Among the lines of these entries, how many hold the word "title"? State only the number.
■ ■ ■ ■ ■
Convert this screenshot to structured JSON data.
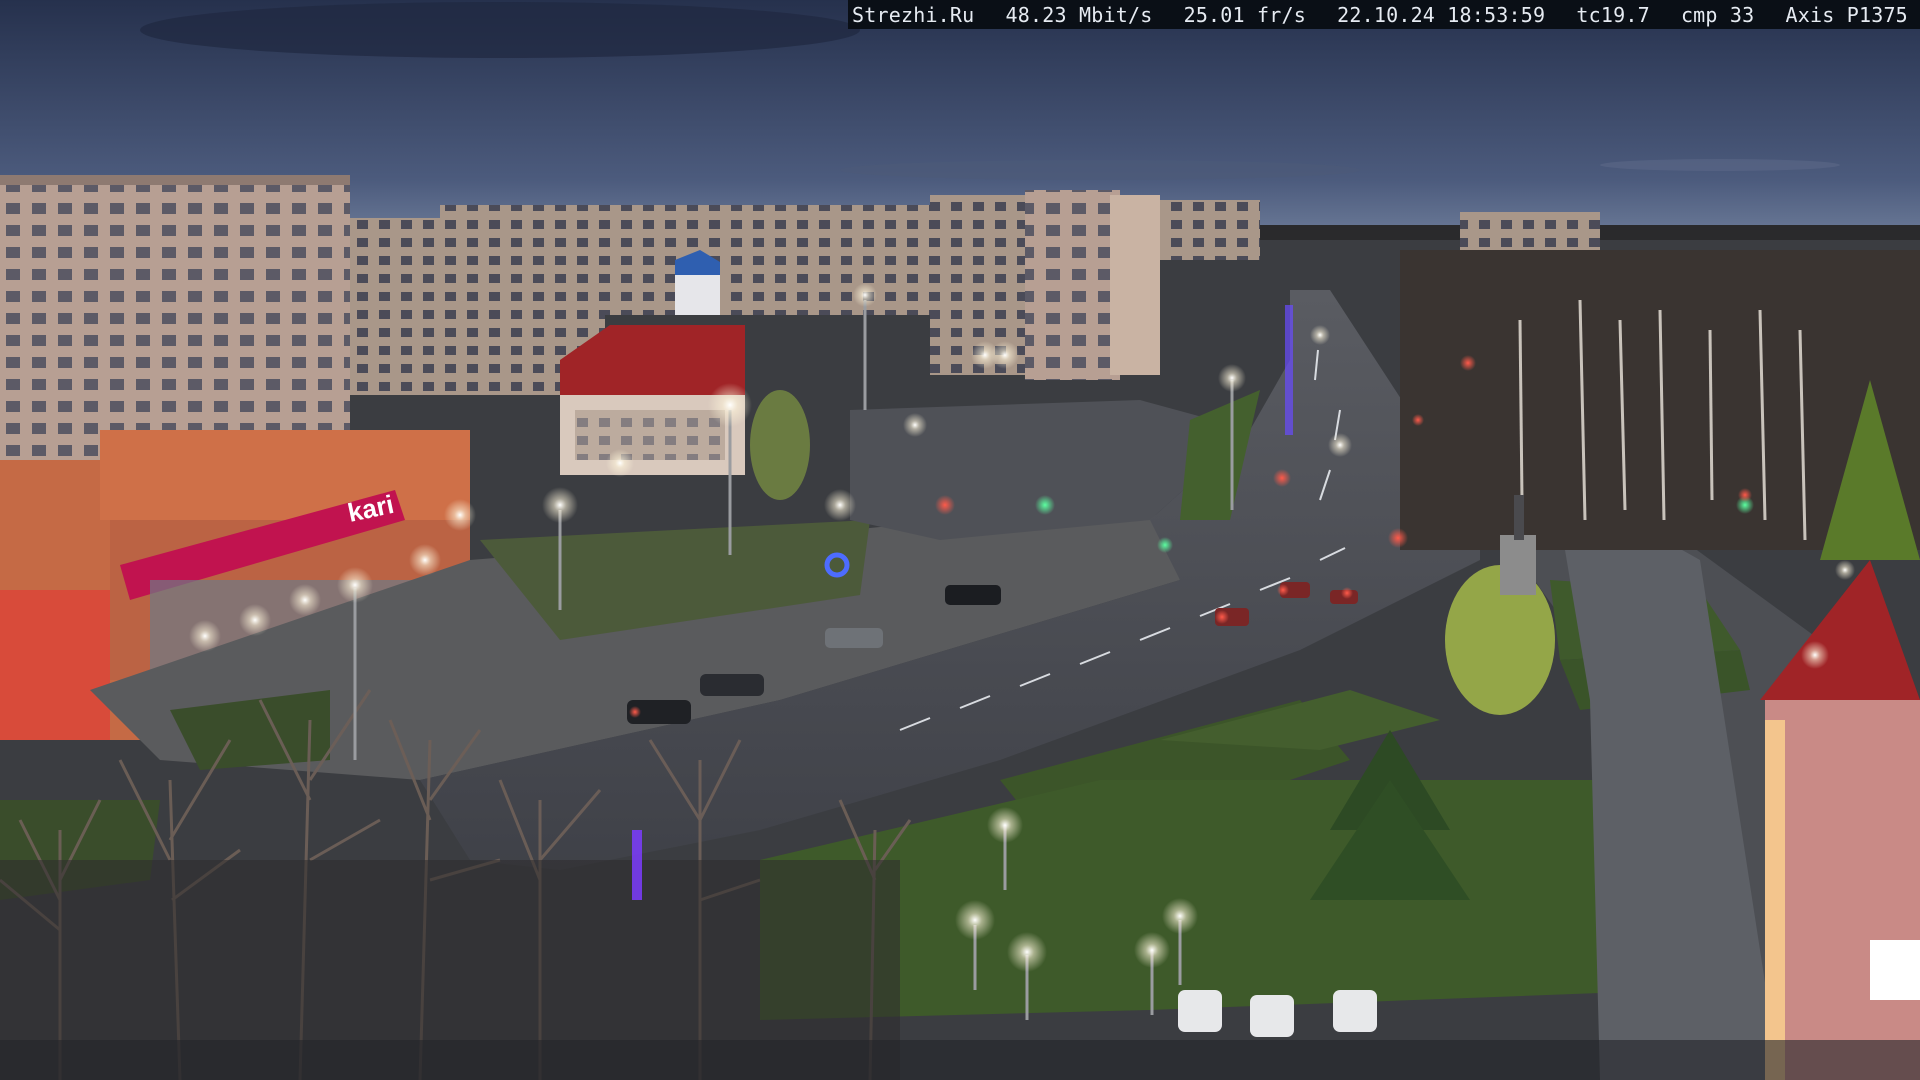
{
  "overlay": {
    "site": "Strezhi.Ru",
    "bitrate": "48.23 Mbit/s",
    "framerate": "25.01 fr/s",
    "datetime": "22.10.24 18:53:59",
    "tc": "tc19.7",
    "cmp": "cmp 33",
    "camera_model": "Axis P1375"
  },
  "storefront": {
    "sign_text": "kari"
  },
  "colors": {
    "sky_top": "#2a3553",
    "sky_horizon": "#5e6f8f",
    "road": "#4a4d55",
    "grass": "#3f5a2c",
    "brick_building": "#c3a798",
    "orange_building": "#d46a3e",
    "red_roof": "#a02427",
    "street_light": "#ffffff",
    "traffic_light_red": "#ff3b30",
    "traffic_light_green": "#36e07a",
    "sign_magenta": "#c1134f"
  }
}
■ ■ ■ ■ ■
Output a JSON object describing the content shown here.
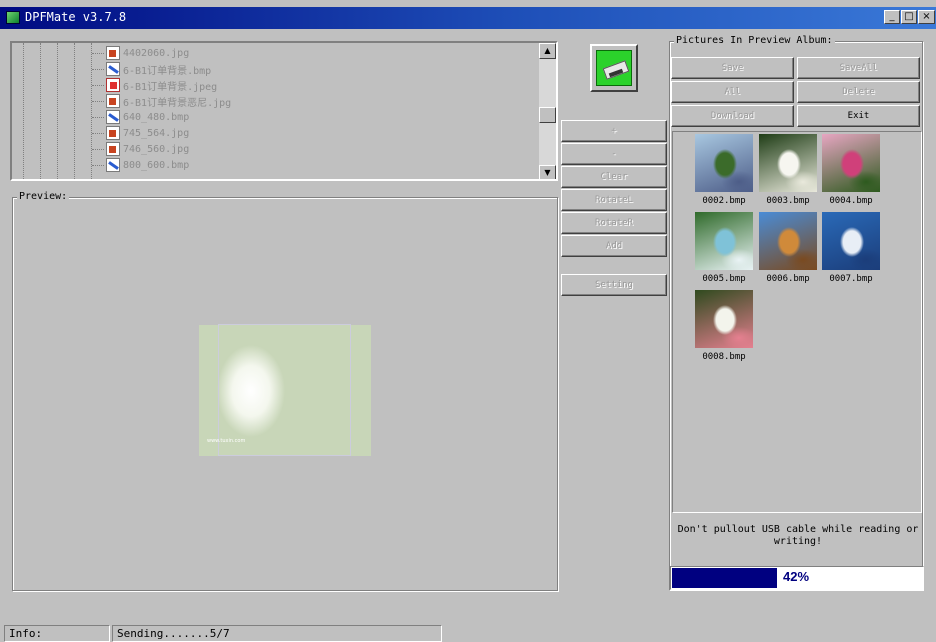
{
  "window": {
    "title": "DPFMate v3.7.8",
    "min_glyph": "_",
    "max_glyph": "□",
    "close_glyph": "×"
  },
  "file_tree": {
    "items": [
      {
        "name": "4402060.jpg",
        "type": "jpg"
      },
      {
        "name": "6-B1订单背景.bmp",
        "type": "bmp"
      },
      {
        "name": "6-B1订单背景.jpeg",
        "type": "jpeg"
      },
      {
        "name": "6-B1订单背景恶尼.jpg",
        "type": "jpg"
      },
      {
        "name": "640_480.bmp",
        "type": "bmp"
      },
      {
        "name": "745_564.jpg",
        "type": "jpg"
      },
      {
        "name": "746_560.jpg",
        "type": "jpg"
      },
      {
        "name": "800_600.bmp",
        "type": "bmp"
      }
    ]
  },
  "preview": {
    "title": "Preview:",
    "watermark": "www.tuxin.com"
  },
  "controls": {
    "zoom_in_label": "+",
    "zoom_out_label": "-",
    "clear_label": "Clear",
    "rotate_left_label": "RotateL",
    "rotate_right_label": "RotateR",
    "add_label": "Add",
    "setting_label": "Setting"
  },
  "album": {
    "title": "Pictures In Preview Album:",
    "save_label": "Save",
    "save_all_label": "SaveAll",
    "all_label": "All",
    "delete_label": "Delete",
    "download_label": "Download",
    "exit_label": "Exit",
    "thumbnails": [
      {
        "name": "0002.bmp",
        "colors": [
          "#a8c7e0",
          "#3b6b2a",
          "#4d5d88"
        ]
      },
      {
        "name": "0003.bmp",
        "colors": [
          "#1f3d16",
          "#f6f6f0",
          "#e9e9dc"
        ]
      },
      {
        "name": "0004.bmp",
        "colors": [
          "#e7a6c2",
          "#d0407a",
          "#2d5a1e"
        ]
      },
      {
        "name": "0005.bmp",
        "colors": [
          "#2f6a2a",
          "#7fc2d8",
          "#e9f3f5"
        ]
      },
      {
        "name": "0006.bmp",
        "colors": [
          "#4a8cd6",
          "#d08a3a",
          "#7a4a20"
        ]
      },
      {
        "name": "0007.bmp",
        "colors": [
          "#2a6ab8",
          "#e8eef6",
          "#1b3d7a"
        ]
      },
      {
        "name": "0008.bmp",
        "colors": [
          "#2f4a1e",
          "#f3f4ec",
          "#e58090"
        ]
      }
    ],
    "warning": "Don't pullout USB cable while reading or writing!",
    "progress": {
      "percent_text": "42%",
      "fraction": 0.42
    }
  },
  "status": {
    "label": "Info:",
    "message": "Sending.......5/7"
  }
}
■ ■ ■ ■ ■
*The response*. 3